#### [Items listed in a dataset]
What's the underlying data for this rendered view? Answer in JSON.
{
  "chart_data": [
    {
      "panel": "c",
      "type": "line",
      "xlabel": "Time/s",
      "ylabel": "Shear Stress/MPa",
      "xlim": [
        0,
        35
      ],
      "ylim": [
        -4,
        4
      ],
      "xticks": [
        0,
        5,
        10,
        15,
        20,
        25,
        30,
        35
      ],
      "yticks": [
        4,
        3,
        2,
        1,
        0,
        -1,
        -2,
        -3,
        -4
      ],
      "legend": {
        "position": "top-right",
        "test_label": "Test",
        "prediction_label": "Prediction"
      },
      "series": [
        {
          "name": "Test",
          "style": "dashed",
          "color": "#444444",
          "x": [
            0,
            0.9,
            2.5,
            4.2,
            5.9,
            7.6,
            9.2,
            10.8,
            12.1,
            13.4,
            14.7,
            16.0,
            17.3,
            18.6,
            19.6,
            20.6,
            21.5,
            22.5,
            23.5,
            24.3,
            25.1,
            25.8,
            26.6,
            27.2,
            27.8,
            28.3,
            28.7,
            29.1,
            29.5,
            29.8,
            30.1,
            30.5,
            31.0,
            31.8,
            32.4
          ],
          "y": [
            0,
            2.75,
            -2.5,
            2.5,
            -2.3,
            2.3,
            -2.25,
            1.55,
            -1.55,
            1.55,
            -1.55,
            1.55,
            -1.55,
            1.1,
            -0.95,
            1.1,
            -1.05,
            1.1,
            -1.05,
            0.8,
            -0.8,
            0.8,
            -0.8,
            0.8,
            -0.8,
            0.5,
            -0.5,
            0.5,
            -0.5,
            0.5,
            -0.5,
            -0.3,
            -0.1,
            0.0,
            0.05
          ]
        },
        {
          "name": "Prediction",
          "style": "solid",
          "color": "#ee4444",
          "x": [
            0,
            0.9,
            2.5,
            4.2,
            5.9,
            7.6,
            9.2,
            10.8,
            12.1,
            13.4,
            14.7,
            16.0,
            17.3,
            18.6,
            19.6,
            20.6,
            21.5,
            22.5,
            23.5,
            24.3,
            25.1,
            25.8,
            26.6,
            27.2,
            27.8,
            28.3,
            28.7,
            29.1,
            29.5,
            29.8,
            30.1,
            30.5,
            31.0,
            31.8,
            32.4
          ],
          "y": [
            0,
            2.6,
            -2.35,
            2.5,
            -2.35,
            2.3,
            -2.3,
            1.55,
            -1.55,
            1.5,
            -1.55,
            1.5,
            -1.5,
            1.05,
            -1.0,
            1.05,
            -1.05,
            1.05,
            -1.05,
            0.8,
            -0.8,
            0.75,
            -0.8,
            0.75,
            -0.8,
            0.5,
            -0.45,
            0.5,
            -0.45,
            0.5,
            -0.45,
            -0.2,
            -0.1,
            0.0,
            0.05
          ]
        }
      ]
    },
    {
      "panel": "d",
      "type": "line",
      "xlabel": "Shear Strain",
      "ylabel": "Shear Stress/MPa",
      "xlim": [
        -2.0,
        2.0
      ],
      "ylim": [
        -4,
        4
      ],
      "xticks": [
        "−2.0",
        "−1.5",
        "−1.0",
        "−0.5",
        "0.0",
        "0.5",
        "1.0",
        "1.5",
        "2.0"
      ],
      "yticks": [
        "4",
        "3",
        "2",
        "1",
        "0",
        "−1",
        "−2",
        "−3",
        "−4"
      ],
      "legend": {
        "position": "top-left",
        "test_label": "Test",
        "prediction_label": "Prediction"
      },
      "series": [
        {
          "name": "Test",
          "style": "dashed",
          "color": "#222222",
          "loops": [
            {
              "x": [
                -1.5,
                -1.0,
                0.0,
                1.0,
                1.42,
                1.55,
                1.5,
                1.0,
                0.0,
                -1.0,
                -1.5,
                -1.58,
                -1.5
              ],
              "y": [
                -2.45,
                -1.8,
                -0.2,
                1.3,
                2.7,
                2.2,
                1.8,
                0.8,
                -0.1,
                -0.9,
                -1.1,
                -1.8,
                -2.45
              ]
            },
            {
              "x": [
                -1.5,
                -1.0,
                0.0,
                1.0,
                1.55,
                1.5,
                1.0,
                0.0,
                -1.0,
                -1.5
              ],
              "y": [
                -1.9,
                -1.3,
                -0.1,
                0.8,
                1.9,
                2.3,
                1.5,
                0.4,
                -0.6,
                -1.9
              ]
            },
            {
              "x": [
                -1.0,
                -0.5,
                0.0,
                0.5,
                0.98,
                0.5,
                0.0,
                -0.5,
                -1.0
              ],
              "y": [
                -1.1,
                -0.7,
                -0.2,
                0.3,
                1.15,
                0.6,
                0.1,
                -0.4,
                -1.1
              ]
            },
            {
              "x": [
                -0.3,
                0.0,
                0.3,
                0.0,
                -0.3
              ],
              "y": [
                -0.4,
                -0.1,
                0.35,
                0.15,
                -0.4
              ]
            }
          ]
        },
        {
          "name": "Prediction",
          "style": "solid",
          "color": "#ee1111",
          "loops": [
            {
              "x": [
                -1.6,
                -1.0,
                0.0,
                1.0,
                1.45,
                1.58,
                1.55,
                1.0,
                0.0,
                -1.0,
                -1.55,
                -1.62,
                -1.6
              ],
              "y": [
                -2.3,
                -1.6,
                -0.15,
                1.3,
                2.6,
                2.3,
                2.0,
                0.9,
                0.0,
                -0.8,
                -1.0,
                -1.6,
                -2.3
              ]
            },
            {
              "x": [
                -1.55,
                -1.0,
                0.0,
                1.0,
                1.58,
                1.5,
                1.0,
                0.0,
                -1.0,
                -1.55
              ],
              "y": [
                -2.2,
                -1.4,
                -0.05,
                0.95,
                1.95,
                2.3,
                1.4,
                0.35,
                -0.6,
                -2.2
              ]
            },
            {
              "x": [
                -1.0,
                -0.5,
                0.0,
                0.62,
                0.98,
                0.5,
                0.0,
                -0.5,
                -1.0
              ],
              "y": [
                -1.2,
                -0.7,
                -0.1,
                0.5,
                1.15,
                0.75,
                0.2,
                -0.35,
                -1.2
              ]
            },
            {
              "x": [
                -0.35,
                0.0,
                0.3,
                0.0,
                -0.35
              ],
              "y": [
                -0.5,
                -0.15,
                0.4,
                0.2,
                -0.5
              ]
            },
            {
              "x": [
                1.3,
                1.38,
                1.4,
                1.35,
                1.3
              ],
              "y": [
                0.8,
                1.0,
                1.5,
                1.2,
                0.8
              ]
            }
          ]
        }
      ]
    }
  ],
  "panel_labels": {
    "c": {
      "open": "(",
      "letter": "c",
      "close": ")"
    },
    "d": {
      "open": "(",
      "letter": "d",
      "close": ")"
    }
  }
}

#### [Task statement]
In the records above, locate each line with the word "color". Copy all such lines.

#### [The output]
          "color": "#444444",
          "color": "#ee4444",
          "color": "#222222",
          "color": "#ee1111",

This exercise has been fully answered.